→ **Short exercise**
Check each line of the entries below for the string "icon"; copy every line where it appears.

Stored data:
★ ★ ★ ★
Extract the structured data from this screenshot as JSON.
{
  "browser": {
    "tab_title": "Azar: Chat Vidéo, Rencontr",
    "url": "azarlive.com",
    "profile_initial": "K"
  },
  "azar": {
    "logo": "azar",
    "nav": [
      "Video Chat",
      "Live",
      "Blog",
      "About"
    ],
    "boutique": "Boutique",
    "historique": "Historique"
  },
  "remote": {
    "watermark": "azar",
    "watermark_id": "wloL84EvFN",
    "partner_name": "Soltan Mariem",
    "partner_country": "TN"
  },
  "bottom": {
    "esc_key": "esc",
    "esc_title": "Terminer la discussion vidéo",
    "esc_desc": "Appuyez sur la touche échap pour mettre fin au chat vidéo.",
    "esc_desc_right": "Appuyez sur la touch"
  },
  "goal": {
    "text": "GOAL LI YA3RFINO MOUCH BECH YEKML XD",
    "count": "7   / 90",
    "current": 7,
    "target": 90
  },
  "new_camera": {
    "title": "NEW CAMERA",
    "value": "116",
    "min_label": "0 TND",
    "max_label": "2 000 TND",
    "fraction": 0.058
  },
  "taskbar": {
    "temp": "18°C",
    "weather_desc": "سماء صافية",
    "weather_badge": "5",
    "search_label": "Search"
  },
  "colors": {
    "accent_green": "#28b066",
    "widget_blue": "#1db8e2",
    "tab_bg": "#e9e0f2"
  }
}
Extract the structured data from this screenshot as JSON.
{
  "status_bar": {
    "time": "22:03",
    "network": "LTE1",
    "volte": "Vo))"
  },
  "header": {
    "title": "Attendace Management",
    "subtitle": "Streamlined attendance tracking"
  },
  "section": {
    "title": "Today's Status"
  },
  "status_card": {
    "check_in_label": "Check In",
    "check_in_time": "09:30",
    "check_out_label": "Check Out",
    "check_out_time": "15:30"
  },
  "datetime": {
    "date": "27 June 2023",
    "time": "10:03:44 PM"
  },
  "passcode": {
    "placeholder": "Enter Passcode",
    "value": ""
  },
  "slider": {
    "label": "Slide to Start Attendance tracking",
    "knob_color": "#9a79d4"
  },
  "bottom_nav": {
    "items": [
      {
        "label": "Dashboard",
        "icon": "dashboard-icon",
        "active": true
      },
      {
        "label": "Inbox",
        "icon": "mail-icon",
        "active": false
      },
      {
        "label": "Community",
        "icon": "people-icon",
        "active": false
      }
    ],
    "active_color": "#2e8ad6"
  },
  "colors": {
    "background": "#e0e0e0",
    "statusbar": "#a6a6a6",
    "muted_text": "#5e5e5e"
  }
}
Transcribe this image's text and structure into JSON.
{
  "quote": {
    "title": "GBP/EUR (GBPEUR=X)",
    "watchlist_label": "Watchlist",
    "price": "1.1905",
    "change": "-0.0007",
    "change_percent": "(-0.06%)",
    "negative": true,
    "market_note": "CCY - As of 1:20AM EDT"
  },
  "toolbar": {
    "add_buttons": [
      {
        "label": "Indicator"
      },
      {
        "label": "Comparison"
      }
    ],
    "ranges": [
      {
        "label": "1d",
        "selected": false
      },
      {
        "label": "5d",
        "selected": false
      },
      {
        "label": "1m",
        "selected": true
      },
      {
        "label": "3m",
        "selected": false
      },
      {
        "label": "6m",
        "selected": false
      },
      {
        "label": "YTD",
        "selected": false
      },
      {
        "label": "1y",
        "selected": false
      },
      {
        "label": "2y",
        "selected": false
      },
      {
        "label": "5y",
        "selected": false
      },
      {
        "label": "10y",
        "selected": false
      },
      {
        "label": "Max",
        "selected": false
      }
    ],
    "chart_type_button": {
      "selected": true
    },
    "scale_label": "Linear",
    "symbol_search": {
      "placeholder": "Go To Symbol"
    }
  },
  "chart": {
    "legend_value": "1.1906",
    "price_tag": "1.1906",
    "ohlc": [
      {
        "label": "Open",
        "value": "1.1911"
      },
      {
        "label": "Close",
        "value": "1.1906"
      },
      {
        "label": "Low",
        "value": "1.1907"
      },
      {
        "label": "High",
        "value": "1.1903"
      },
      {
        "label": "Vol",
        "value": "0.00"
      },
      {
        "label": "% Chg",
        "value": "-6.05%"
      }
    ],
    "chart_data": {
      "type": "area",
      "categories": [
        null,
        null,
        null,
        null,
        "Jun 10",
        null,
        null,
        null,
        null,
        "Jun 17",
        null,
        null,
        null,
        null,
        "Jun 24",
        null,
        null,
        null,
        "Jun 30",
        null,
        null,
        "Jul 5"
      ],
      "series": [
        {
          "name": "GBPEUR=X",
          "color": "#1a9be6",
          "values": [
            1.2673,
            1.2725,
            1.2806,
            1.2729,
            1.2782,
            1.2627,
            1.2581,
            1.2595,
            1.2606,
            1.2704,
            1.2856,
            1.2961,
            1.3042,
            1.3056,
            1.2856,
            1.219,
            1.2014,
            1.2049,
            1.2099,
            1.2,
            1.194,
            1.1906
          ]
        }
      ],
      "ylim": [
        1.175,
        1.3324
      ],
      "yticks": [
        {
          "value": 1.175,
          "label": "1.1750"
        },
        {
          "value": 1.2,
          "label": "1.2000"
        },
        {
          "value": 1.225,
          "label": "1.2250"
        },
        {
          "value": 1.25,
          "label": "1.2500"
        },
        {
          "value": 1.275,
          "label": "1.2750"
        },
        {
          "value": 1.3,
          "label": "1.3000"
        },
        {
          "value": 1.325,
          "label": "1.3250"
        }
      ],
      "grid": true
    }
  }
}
★ ★ ★ ★
→ **Finished exercise**
        "icon": "dashboard-icon",
        "icon": "mail-icon",
        "icon": "people-icon",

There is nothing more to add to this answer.